→ What this task involves
Reproduce the records below in their entirety, character for character.

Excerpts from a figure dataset
——————
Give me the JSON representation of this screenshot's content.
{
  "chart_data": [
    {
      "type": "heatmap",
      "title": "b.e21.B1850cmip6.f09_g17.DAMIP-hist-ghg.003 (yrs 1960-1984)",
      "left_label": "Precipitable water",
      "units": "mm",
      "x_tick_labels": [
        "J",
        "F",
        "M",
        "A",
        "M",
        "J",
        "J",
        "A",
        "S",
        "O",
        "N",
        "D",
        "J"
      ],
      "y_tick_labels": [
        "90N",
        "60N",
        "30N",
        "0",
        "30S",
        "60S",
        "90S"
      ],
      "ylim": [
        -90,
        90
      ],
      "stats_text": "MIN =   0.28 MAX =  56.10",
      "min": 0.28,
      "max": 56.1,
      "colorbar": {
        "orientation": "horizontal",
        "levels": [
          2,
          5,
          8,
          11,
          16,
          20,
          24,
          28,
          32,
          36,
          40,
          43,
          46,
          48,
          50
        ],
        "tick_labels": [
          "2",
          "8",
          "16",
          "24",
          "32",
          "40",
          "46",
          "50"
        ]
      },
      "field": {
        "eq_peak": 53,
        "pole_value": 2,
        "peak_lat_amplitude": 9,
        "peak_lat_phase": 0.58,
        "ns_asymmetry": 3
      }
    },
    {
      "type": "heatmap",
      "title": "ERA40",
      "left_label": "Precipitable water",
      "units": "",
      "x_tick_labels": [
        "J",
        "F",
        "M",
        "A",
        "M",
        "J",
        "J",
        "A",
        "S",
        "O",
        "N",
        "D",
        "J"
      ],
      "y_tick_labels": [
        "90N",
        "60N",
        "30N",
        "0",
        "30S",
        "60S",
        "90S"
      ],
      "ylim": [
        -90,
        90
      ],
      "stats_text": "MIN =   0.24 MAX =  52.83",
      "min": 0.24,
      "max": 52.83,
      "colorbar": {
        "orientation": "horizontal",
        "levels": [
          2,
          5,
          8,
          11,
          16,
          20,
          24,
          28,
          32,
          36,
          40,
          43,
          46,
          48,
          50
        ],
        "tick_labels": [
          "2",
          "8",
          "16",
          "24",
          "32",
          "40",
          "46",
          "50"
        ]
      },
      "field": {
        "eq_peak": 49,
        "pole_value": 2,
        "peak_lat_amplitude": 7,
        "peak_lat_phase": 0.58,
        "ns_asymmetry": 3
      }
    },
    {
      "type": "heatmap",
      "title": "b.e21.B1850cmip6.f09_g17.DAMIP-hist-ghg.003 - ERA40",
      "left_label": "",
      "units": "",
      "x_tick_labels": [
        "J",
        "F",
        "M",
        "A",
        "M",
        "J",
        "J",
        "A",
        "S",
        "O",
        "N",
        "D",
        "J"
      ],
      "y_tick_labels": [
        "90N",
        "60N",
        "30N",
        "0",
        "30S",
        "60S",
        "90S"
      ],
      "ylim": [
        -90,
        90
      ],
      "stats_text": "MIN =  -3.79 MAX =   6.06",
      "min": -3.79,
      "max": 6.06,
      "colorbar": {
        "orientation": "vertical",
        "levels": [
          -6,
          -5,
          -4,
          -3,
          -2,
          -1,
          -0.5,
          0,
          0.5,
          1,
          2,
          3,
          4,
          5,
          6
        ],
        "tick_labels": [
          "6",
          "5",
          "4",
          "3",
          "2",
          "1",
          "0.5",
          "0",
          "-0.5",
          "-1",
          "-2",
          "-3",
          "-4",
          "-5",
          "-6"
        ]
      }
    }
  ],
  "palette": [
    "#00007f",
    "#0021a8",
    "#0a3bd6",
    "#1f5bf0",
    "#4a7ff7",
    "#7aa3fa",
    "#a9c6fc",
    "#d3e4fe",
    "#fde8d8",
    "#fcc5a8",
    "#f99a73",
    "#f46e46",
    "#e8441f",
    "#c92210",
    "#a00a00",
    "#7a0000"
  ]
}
——————
→ Solution to the exercise
Give me the JSON representation of this screenshot's content.
{
  "chart_data": [
    {
      "type": "heatmap",
      "title": "b.e21.B1850cmip6.f09_g17.DAMIP-hist-ghg.003 (yrs 1960-1984)",
      "left_label": "Precipitable water",
      "units": "mm",
      "x_tick_labels": [
        "J",
        "F",
        "M",
        "A",
        "M",
        "J",
        "J",
        "A",
        "S",
        "O",
        "N",
        "D",
        "J"
      ],
      "y_tick_labels": [
        "90N",
        "60N",
        "30N",
        "0",
        "30S",
        "60S",
        "90S"
      ],
      "ylim": [
        -90,
        90
      ],
      "stats_text": "MIN =   0.28 MAX =  56.10",
      "min": 0.28,
      "max": 56.1,
      "colorbar": {
        "orientation": "horizontal",
        "levels": [
          2,
          5,
          8,
          11,
          16,
          20,
          24,
          28,
          32,
          36,
          40,
          43,
          46,
          48,
          50
        ],
        "tick_labels": [
          "2",
          "8",
          "16",
          "24",
          "32",
          "40",
          "46",
          "50"
        ]
      },
      "field": {
        "eq_peak": 53,
        "pole_value": 2,
        "peak_lat_amplitude": 9,
        "peak_lat_phase": 0.58,
        "ns_asymmetry": 3
      }
    },
    {
      "type": "heatmap",
      "title": "ERA40",
      "left_label": "Precipitable water",
      "units": "",
      "x_tick_labels": [
        "J",
        "F",
        "M",
        "A",
        "M",
        "J",
        "J",
        "A",
        "S",
        "O",
        "N",
        "D",
        "J"
      ],
      "y_tick_labels": [
        "90N",
        "60N",
        "30N",
        "0",
        "30S",
        "60S",
        "90S"
      ],
      "ylim": [
        -90,
        90
      ],
      "stats_text": "MIN =   0.24 MAX =  52.83",
      "min": 0.24,
      "max": 52.83,
      "colorbar": {
        "orientation": "horizontal",
        "levels": [
          2,
          5,
          8,
          11,
          16,
          20,
          24,
          28,
          32,
          36,
          40,
          43,
          46,
          48,
          50
        ],
        "tick_labels": [
          "2",
          "8",
          "16",
          "24",
          "32",
          "40",
          "46",
          "50"
        ]
      },
      "field": {
        "eq_peak": 49,
        "pole_value": 2,
        "peak_lat_amplitude": 7,
        "peak_lat_phase": 0.58,
        "ns_asymmetry": 3
      }
    },
    {
      "type": "heatmap",
      "title": "b.e21.B1850cmip6.f09_g17.DAMIP-hist-ghg.003 - ERA40",
      "left_label": "",
      "units": "",
      "x_tick_labels": [
        "J",
        "F",
        "M",
        "A",
        "M",
        "J",
        "J",
        "A",
        "S",
        "O",
        "N",
        "D",
        "J"
      ],
      "y_tick_labels": [
        "90N",
        "60N",
        "30N",
        "0",
        "30S",
        "60S",
        "90S"
      ],
      "ylim": [
        -90,
        90
      ],
      "stats_text": "MIN =  -3.79 MAX =   6.06",
      "min": -3.79,
      "max": 6.06,
      "colorbar": {
        "orientation": "vertical",
        "levels": [
          -6,
          -5,
          -4,
          -3,
          -2,
          -1,
          -0.5,
          0,
          0.5,
          1,
          2,
          3,
          4,
          5,
          6
        ],
        "tick_labels": [
          "6",
          "5",
          "4",
          "3",
          "2",
          "1",
          "0.5",
          "0",
          "-0.5",
          "-1",
          "-2",
          "-3",
          "-4",
          "-5",
          "-6"
        ]
      }
    }
  ],
  "palette": [
    "#00007f",
    "#0021a8",
    "#0a3bd6",
    "#1f5bf0",
    "#4a7ff7",
    "#7aa3fa",
    "#a9c6fc",
    "#d3e4fe",
    "#fde8d8",
    "#fcc5a8",
    "#f99a73",
    "#f46e46",
    "#e8441f",
    "#c92210",
    "#a00a00",
    "#7a0000"
  ]
}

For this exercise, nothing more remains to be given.